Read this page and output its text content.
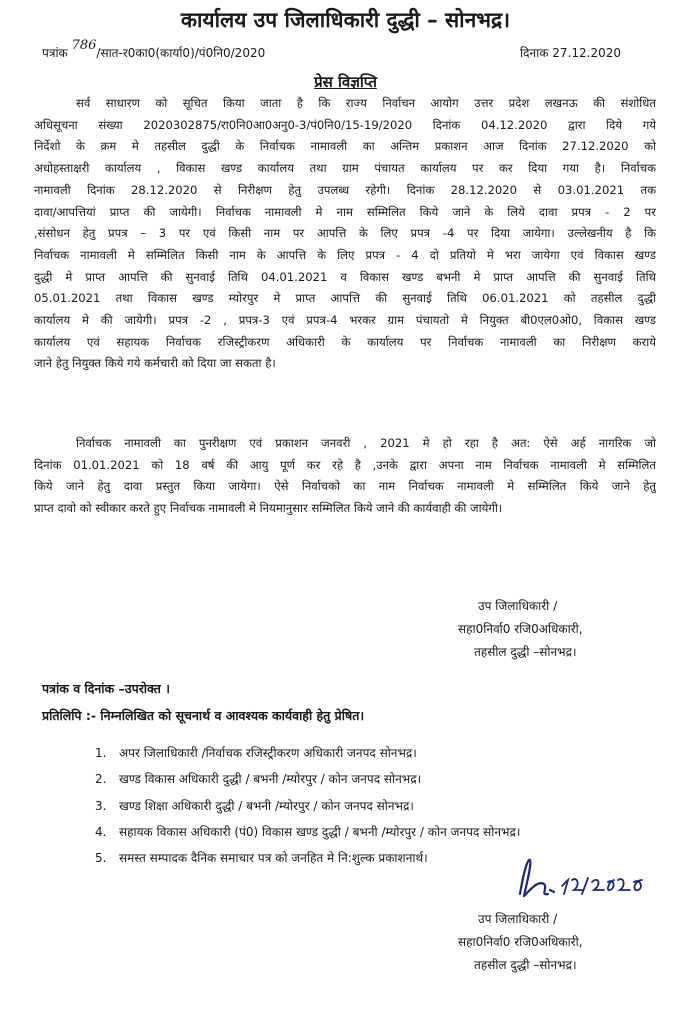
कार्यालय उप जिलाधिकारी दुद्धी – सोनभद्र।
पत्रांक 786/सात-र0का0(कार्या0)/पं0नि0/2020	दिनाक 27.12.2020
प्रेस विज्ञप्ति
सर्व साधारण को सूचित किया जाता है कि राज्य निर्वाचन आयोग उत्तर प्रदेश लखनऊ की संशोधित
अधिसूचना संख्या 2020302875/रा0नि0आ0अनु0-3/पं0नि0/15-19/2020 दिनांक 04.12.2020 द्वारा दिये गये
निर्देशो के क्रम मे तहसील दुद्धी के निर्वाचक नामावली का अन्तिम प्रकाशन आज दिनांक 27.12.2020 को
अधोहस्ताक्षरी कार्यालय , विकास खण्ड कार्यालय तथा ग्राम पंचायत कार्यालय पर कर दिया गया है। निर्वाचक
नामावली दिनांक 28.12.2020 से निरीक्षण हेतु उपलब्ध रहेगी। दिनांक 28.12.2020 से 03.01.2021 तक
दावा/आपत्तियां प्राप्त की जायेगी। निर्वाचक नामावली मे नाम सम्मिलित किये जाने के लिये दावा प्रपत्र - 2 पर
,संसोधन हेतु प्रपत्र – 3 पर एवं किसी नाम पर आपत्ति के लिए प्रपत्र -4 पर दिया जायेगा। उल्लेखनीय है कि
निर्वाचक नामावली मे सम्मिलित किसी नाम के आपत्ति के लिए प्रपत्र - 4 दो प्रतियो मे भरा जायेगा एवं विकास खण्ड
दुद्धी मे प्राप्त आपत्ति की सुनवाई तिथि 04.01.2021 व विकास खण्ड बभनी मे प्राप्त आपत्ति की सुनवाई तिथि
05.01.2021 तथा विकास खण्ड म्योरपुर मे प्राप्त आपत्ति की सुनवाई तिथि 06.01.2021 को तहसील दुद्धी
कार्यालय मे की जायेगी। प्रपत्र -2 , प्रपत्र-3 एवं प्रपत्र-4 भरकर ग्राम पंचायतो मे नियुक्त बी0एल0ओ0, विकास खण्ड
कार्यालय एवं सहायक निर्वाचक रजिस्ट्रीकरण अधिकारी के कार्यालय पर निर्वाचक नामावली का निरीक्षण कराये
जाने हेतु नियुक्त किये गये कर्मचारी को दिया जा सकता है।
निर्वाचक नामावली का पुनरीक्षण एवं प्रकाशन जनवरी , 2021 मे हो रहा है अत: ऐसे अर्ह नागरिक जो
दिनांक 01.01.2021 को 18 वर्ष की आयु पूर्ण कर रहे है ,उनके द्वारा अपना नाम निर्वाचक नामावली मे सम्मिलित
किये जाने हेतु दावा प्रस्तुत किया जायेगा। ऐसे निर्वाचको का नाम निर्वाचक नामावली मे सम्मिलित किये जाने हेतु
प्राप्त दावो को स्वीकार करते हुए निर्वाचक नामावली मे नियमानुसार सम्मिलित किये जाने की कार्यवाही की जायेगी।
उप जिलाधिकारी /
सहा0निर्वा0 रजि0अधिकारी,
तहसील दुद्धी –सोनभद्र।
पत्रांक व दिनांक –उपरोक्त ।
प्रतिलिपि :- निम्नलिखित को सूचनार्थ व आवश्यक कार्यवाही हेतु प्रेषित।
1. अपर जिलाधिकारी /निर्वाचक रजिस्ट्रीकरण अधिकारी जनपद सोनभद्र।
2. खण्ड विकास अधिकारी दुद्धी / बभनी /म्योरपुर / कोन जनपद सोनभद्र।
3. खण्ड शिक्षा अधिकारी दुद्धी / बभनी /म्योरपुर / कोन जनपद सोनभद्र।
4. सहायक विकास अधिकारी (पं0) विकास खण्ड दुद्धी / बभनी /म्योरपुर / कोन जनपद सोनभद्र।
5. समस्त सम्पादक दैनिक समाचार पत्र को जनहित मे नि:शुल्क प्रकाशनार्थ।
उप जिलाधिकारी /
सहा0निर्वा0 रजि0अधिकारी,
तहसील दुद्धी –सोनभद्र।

****

Write the records out again in full, exactly, and skip every picture.

• [Exercise solution]
Read this page and output its text content.
कार्यालय उप जिलाधिकारी दुद्धी – सोनभद्र।
पत्रांक 786/सात-र0का0(कार्या0)/पं0नि0/2020	दिनाक 27.12.2020
प्रेस विज्ञप्ति
सर्व साधारण को सूचित किया जाता है कि राज्य निर्वाचन आयोग उत्तर प्रदेश लखनऊ की संशोधित
अधिसूचना संख्या 2020302875/रा0नि0आ0अनु0-3/पं0नि0/15-19/2020 दिनांक 04.12.2020 द्वारा दिये गये
निर्देशो के क्रम मे तहसील दुद्धी के निर्वाचक नामावली का अन्तिम प्रकाशन आज दिनांक 27.12.2020 को
अधोहस्ताक्षरी कार्यालय , विकास खण्ड कार्यालय तथा ग्राम पंचायत कार्यालय पर कर दिया गया है। निर्वाचक
नामावली दिनांक 28.12.2020 से निरीक्षण हेतु उपलब्ध रहेगी। दिनांक 28.12.2020 से 03.01.2021 तक
दावा/आपत्तियां प्राप्त की जायेगी। निर्वाचक नामावली मे नाम सम्मिलित किये जाने के लिये दावा प्रपत्र - 2 पर
,संसोधन हेतु प्रपत्र – 3 पर एवं किसी नाम पर आपत्ति के लिए प्रपत्र -4 पर दिया जायेगा। उल्लेखनीय है कि
निर्वाचक नामावली मे सम्मिलित किसी नाम के आपत्ति के लिए प्रपत्र - 4 दो प्रतियो मे भरा जायेगा एवं विकास खण्ड
दुद्धी मे प्राप्त आपत्ति की सुनवाई तिथि 04.01.2021 व विकास खण्ड बभनी मे प्राप्त आपत्ति की सुनवाई तिथि
05.01.2021 तथा विकास खण्ड म्योरपुर मे प्राप्त आपत्ति की सुनवाई तिथि 06.01.2021 को तहसील दुद्धी
कार्यालय मे की जायेगी। प्रपत्र -2 , प्रपत्र-3 एवं प्रपत्र-4 भरकर ग्राम पंचायतो मे नियुक्त बी0एल0ओ0, विकास खण्ड
कार्यालय एवं सहायक निर्वाचक रजिस्ट्रीकरण अधिकारी के कार्यालय पर निर्वाचक नामावली का निरीक्षण कराये
जाने हेतु नियुक्त किये गये कर्मचारी को दिया जा सकता है।
निर्वाचक नामावली का पुनरीक्षण एवं प्रकाशन जनवरी , 2021 मे हो रहा है अत: ऐसे अर्ह नागरिक जो
दिनांक 01.01.2021 को 18 वर्ष की आयु पूर्ण कर रहे है ,उनके द्वारा अपना नाम निर्वाचक नामावली मे सम्मिलित
किये जाने हेतु दावा प्रस्तुत किया जायेगा। ऐसे निर्वाचको का नाम निर्वाचक नामावली मे सम्मिलित किये जाने हेतु
प्राप्त दावो को स्वीकार करते हुए निर्वाचक नामावली मे नियमानुसार सम्मिलित किये जाने की कार्यवाही की जायेगी।
उप जिलाधिकारी /
सहा0निर्वा0 रजि0अधिकारी,
तहसील दुद्धी –सोनभद्र।
पत्रांक व दिनांक –उपरोक्त ।
प्रतिलिपि :- निम्नलिखित को सूचनार्थ व आवश्यक कार्यवाही हेतु प्रेषित।
1. अपर जिलाधिकारी /निर्वाचक रजिस्ट्रीकरण अधिकारी जनपद सोनभद्र।
2. खण्ड विकास अधिकारी दुद्धी / बभनी /म्योरपुर / कोन जनपद सोनभद्र।
3. खण्ड शिक्षा अधिकारी दुद्धी / बभनी /म्योरपुर / कोन जनपद सोनभद्र।
4. सहायक विकास अधिकारी (पं0) विकास खण्ड दुद्धी / बभनी /म्योरपुर / कोन जनपद सोनभद्र।
5. समस्त सम्पादक दैनिक समाचार पत्र को जनहित मे नि:शुल्क प्रकाशनार्थ।
उप जिलाधिकारी /
सहा0निर्वा0 रजि0अधिकारी,
तहसील दुद्धी –सोनभद्र।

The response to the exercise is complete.